** PROBLEM **
Reproduce the complete listing without any deviation.

** Extracted data entries **
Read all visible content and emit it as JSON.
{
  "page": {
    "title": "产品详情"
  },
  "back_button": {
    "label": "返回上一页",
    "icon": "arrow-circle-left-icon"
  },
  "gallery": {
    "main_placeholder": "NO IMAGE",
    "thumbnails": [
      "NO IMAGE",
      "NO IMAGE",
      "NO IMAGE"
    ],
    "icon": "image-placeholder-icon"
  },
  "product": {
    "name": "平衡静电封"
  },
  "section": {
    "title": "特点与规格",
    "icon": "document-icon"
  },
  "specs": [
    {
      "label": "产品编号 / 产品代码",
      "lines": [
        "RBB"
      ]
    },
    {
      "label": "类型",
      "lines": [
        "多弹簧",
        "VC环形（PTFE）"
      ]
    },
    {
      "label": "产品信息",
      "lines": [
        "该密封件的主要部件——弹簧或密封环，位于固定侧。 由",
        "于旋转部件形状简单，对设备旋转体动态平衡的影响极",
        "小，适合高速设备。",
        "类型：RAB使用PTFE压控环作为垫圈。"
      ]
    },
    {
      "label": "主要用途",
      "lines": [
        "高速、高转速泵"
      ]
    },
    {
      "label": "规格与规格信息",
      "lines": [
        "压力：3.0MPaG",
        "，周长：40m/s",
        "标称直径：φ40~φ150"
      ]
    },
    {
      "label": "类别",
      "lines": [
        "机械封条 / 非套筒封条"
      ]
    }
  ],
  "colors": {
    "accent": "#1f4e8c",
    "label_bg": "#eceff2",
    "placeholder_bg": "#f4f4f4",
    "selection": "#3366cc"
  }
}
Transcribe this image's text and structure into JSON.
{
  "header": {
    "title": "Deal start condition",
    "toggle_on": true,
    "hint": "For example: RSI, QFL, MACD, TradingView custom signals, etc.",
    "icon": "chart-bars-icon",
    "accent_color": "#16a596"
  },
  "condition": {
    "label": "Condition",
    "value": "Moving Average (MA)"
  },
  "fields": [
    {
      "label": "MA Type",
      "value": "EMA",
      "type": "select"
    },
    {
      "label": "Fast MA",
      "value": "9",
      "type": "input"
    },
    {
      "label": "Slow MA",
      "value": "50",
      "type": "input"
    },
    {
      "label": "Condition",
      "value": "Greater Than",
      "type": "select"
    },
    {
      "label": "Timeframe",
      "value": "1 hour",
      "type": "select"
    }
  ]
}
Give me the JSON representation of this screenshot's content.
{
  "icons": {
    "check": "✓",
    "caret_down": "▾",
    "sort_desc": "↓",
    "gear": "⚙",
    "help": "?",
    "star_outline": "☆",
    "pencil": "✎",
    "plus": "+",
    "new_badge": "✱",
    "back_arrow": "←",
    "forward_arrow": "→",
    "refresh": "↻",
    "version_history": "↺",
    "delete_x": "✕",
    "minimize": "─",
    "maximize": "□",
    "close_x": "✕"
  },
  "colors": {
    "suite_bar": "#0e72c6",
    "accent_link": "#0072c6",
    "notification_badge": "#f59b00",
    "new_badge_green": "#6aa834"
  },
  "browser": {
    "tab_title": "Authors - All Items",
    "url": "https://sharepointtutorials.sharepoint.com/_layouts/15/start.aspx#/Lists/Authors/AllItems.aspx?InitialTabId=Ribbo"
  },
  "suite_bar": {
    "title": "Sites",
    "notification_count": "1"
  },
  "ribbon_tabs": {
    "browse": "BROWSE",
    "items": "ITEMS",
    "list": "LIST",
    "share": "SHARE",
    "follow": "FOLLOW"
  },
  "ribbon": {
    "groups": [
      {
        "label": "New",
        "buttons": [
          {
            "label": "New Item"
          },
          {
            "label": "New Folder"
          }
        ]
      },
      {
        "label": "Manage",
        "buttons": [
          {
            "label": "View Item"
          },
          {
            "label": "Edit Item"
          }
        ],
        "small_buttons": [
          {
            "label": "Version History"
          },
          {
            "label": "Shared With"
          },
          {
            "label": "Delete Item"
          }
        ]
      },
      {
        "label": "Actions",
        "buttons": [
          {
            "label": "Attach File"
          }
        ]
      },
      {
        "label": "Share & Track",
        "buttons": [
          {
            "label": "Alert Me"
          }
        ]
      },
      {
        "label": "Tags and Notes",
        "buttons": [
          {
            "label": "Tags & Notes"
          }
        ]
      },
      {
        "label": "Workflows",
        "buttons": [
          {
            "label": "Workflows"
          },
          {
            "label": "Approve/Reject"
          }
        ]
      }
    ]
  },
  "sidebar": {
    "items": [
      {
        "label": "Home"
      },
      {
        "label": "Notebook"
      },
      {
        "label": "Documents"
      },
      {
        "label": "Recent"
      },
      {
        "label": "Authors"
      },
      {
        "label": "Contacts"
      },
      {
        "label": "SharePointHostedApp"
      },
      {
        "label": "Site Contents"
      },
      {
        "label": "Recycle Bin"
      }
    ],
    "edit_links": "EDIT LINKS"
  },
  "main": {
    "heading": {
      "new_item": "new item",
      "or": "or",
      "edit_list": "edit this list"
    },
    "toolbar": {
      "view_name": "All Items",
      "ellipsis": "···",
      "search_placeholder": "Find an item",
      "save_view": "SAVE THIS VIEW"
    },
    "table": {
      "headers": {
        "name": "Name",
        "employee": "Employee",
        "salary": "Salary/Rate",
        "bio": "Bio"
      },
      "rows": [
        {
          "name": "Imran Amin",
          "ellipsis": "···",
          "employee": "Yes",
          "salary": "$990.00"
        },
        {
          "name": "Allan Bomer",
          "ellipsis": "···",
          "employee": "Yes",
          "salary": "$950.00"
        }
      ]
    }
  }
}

** THE COMPLETED TASK **
Read all visible content and emit it as JSON.
{
  "page": {
    "title": "产品详情"
  },
  "back_button": {
    "label": "返回上一页",
    "icon": "arrow-circle-left-icon"
  },
  "gallery": {
    "main_placeholder": "NO IMAGE",
    "thumbnails": [
      "NO IMAGE",
      "NO IMAGE",
      "NO IMAGE"
    ],
    "icon": "image-placeholder-icon"
  },
  "product": {
    "name": "平衡静电封"
  },
  "section": {
    "title": "特点与规格",
    "icon": "document-icon"
  },
  "specs": [
    {
      "label": "产品编号 / 产品代码",
      "lines": [
        "RBB"
      ]
    },
    {
      "label": "类型",
      "lines": [
        "多弹簧",
        "VC环形（PTFE）"
      ]
    },
    {
      "label": "产品信息",
      "lines": [
        "该密封件的主要部件——弹簧或密封环，位于固定侧。 由",
        "于旋转部件形状简单，对设备旋转体动态平衡的影响极",
        "小，适合高速设备。",
        "类型：RAB使用PTFE压控环作为垫圈。"
      ]
    },
    {
      "label": "主要用途",
      "lines": [
        "高速、高转速泵"
      ]
    },
    {
      "label": "规格与规格信息",
      "lines": [
        "压力：3.0MPaG",
        "，周长：40m/s",
        "标称直径：φ40~φ150"
      ]
    },
    {
      "label": "类别",
      "lines": [
        "机械封条 / 非套筒封条"
      ]
    }
  ],
  "colors": {
    "accent": "#1f4e8c",
    "label_bg": "#eceff2",
    "placeholder_bg": "#f4f4f4",
    "selection": "#3366cc"
  }
}
Transcribe this image's text and structure into JSON.
{
  "header": {
    "title": "Deal start condition",
    "toggle_on": true,
    "hint": "For example: RSI, QFL, MACD, TradingView custom signals, etc.",
    "icon": "chart-bars-icon",
    "accent_color": "#16a596"
  },
  "condition": {
    "label": "Condition",
    "value": "Moving Average (MA)"
  },
  "fields": [
    {
      "label": "MA Type",
      "value": "EMA",
      "type": "select"
    },
    {
      "label": "Fast MA",
      "value": "9",
      "type": "input"
    },
    {
      "label": "Slow MA",
      "value": "50",
      "type": "input"
    },
    {
      "label": "Condition",
      "value": "Greater Than",
      "type": "select"
    },
    {
      "label": "Timeframe",
      "value": "1 hour",
      "type": "select"
    }
  ]
}
Give me the JSON representation of this screenshot's content.
{
  "icons": {
    "check": "✓",
    "caret_down": "▾",
    "sort_desc": "↓",
    "gear": "⚙",
    "help": "?",
    "star_outline": "☆",
    "pencil": "✎",
    "plus": "+",
    "new_badge": "✱",
    "back_arrow": "←",
    "forward_arrow": "→",
    "refresh": "↻",
    "version_history": "↺",
    "delete_x": "✕",
    "minimize": "─",
    "maximize": "□",
    "close_x": "✕"
  },
  "colors": {
    "suite_bar": "#0e72c6",
    "accent_link": "#0072c6",
    "notification_badge": "#f59b00",
    "new_badge_green": "#6aa834"
  },
  "browser": {
    "tab_title": "Authors - All Items",
    "url": "https://sharepointtutorials.sharepoint.com/_layouts/15/start.aspx#/Lists/Authors/AllItems.aspx?InitialTabId=Ribbo"
  },
  "suite_bar": {
    "title": "Sites",
    "notification_count": "1"
  },
  "ribbon_tabs": {
    "browse": "BROWSE",
    "items": "ITEMS",
    "list": "LIST",
    "share": "SHARE",
    "follow": "FOLLOW"
  },
  "ribbon": {
    "groups": [
      {
        "label": "New",
        "buttons": [
          {
            "label": "New Item"
          },
          {
            "label": "New Folder"
          }
        ]
      },
      {
        "label": "Manage",
        "buttons": [
          {
            "label": "View Item"
          },
          {
            "label": "Edit Item"
          }
        ],
        "small_buttons": [
          {
            "label": "Version History"
          },
          {
            "label": "Shared With"
          },
          {
            "label": "Delete Item"
          }
        ]
      },
      {
        "label": "Actions",
        "buttons": [
          {
            "label": "Attach File"
          }
        ]
      },
      {
        "label": "Share & Track",
        "buttons": [
          {
            "label": "Alert Me"
          }
        ]
      },
      {
        "label": "Tags and Notes",
        "buttons": [
          {
            "label": "Tags & Notes"
          }
        ]
      },
      {
        "label": "Workflows",
        "buttons": [
          {
            "label": "Workflows"
          },
          {
            "label": "Approve/Reject"
          }
        ]
      }
    ]
  },
  "sidebar": {
    "items": [
      {
        "label": "Home"
      },
      {
        "label": "Notebook"
      },
      {
        "label": "Documents"
      },
      {
        "label": "Recent"
      },
      {
        "label": "Authors"
      },
      {
        "label": "Contacts"
      },
      {
        "label": "SharePointHostedApp"
      },
      {
        "label": "Site Contents"
      },
      {
        "label": "Recycle Bin"
      }
    ],
    "edit_links": "EDIT LINKS"
  },
  "main": {
    "heading": {
      "new_item": "new item",
      "or": "or",
      "edit_list": "edit this list"
    },
    "toolbar": {
      "view_name": "All Items",
      "ellipsis": "···",
      "search_placeholder": "Find an item",
      "save_view": "SAVE THIS VIEW"
    },
    "table": {
      "headers": {
        "name": "Name",
        "employee": "Employee",
        "salary": "Salary/Rate",
        "bio": "Bio"
      },
      "rows": [
        {
          "name": "Imran Amin",
          "ellipsis": "···",
          "employee": "Yes",
          "salary": "$990.00"
        },
        {
          "name": "Allan Bomer",
          "ellipsis": "···",
          "employee": "Yes",
          "salary": "$950.00"
        }
      ]
    }
  }
}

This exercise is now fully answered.